→ Work to complete
In the material below, find every line with "Installation" and pull it out.

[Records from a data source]

* * * * * * * * *

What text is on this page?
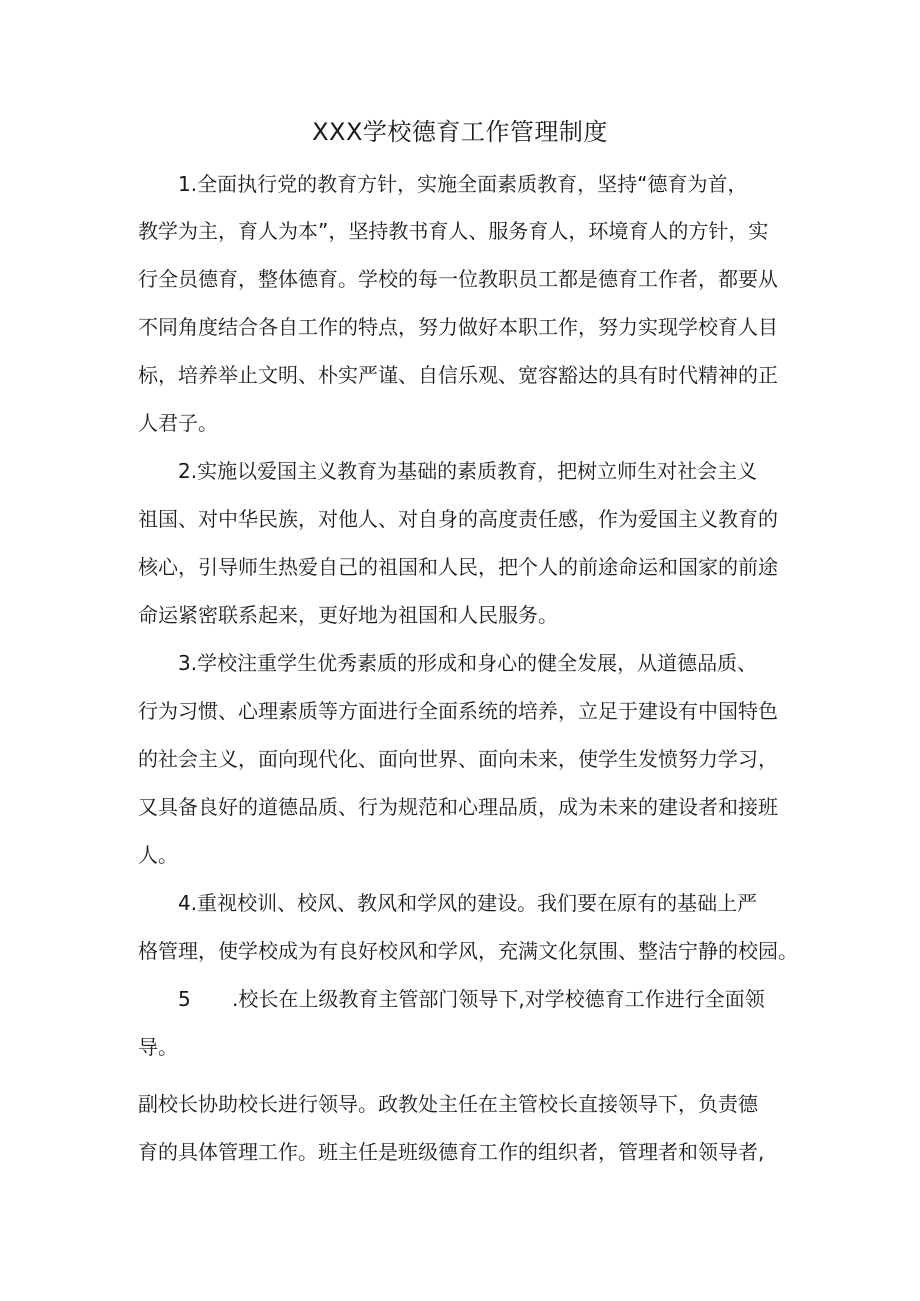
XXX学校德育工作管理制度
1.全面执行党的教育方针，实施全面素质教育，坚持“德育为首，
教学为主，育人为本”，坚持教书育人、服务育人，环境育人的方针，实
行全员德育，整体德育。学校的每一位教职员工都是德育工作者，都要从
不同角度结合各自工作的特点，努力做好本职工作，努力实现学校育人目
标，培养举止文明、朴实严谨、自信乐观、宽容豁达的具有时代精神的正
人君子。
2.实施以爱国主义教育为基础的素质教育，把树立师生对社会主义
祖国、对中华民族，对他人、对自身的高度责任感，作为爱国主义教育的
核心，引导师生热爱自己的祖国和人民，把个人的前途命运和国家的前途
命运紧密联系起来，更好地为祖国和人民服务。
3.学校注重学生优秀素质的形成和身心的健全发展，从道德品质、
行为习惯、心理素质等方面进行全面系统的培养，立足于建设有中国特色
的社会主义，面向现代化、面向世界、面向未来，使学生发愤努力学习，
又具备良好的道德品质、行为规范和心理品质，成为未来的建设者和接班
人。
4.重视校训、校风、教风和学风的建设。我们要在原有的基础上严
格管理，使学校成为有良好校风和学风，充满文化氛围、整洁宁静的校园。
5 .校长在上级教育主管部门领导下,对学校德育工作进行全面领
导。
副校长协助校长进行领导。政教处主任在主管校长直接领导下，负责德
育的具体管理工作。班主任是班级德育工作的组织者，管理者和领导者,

* * * * * * * * *

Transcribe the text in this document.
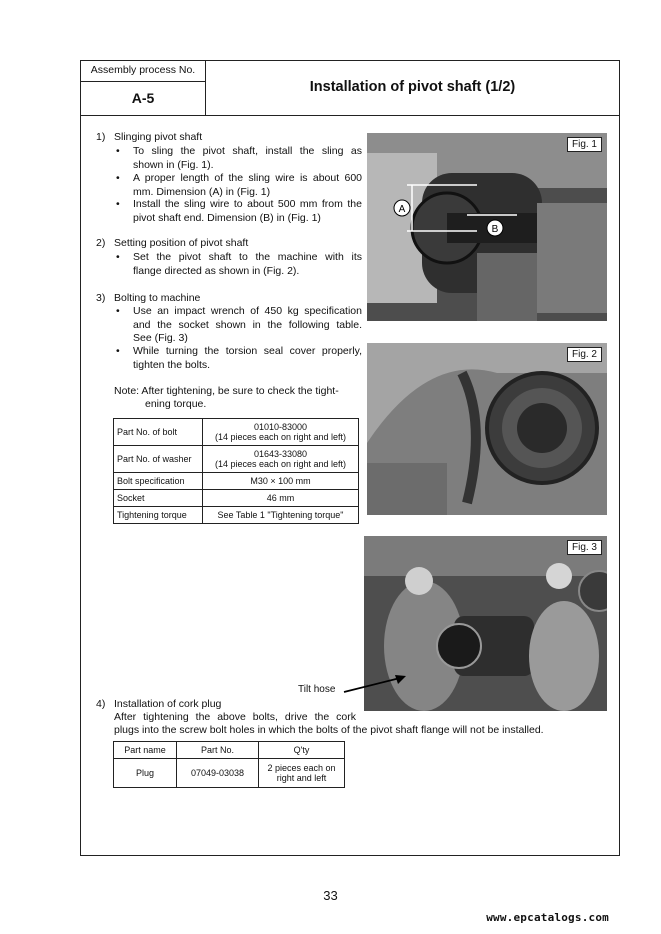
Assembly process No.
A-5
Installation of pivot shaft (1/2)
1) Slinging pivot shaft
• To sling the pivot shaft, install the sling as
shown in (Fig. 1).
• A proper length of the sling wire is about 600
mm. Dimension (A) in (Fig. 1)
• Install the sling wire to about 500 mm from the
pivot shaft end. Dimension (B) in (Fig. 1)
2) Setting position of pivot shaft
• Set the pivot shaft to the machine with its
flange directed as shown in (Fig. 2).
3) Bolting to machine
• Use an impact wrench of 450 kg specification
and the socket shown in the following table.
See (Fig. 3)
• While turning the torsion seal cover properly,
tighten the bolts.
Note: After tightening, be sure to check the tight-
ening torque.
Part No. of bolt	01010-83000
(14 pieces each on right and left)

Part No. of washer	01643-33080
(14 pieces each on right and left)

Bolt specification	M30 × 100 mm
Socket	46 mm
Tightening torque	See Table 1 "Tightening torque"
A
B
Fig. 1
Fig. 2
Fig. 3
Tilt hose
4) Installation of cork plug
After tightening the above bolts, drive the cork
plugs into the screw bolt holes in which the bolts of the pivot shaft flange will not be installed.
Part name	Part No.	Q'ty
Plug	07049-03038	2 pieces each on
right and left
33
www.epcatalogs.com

* * * * * * * * *

→ Exercise output
Installation of pivot shaft (1/2)
4) Installation of cork plug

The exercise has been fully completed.